---------- MATERIAL FOR THIS EXERCISE ----------

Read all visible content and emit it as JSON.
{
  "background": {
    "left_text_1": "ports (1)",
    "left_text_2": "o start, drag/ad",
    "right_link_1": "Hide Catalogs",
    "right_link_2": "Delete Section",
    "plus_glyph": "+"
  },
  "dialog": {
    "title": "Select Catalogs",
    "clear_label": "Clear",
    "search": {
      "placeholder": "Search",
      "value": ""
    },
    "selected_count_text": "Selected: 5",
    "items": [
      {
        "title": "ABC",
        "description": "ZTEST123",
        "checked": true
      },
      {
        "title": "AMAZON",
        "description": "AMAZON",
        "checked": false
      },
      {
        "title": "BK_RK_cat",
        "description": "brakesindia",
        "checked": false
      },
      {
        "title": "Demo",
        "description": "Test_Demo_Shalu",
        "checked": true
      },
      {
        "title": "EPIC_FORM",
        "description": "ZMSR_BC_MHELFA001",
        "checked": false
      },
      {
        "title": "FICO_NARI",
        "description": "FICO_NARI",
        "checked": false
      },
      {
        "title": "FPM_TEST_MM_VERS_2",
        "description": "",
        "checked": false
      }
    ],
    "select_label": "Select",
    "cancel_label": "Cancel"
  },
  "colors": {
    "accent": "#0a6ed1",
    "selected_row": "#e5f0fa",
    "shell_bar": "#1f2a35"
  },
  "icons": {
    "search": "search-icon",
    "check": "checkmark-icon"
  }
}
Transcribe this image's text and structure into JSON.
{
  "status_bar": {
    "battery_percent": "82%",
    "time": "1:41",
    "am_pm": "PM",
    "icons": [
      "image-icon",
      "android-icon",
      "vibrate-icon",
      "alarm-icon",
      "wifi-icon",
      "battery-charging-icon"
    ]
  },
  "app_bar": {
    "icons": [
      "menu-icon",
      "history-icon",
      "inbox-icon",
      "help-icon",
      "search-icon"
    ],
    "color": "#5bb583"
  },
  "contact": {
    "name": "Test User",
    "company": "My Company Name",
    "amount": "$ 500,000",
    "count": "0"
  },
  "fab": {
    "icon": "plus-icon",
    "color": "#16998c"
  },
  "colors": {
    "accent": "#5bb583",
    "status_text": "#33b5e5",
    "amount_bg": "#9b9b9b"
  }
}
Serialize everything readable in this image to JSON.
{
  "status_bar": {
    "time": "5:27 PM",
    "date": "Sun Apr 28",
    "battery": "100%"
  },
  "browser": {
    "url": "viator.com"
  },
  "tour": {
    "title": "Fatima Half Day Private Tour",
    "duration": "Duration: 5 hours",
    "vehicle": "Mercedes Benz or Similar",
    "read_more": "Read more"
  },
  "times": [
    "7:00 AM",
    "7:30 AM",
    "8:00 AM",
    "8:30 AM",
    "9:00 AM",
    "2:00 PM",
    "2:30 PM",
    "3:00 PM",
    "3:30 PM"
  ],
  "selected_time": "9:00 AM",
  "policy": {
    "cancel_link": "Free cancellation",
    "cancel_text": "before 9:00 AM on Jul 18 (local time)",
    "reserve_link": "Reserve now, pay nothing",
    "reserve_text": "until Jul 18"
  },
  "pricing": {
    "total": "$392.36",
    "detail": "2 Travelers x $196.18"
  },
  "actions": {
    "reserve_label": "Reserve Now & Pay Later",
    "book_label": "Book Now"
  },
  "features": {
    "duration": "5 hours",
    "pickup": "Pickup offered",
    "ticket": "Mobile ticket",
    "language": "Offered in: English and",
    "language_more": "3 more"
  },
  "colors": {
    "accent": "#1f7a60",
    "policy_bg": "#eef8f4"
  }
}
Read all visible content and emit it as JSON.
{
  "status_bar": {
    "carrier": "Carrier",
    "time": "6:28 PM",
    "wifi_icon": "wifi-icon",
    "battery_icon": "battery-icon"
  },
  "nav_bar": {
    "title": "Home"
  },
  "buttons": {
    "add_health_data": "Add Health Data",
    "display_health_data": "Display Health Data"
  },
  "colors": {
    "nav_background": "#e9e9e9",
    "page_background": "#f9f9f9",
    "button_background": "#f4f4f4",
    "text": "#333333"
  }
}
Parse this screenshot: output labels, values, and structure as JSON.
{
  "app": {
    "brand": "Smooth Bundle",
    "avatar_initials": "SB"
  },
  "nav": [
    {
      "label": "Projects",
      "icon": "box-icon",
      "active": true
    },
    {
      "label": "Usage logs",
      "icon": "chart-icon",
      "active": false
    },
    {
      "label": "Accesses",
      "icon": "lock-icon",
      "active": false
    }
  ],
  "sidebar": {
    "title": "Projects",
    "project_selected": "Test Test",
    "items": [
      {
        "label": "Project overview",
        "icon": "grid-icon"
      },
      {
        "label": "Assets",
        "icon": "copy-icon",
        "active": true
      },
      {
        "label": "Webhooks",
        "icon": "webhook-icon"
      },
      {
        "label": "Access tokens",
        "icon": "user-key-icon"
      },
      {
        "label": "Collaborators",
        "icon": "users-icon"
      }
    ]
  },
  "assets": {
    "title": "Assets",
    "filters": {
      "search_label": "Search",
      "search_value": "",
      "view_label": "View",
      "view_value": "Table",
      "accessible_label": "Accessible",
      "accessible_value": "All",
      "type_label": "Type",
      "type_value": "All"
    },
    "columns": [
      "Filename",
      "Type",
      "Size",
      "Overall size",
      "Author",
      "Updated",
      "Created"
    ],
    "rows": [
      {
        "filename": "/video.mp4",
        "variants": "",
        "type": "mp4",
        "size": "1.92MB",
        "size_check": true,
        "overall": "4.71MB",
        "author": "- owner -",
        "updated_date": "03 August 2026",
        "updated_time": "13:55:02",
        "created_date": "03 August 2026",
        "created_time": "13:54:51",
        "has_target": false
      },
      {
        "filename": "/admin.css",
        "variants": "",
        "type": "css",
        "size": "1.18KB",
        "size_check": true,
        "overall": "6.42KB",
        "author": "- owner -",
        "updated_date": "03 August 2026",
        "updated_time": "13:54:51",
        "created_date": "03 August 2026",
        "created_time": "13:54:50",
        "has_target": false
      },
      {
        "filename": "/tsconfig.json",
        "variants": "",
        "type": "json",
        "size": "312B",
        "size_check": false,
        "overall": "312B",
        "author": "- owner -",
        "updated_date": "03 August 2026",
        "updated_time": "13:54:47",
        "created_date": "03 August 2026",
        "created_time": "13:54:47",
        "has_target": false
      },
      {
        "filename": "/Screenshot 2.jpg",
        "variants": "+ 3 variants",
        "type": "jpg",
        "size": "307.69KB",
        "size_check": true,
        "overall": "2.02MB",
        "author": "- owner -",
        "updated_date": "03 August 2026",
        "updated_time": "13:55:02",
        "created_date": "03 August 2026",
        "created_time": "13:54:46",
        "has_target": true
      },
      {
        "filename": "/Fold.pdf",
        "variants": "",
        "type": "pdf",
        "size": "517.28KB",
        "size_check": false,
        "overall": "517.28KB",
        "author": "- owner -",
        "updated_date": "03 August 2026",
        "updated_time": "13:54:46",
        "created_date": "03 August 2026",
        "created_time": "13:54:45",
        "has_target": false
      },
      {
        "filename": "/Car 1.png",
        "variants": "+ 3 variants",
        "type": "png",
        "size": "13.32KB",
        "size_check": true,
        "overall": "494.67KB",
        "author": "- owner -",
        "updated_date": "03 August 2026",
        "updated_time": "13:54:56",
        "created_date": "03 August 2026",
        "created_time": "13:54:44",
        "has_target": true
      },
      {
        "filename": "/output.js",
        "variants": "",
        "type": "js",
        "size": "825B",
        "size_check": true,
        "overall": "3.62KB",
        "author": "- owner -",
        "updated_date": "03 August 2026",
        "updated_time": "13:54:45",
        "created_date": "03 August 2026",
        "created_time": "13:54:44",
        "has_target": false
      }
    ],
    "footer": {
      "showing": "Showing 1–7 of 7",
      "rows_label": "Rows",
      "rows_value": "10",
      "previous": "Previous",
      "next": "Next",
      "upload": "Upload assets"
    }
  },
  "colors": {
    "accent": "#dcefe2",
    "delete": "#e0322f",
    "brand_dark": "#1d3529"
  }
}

----------

> **GIVEN TASK**
Show every line that contains the word "Health".

> **COMPLETE RESPONSE**
    "add_health_data": "Add Health Data",
    "display_health_data": "Display Health Data"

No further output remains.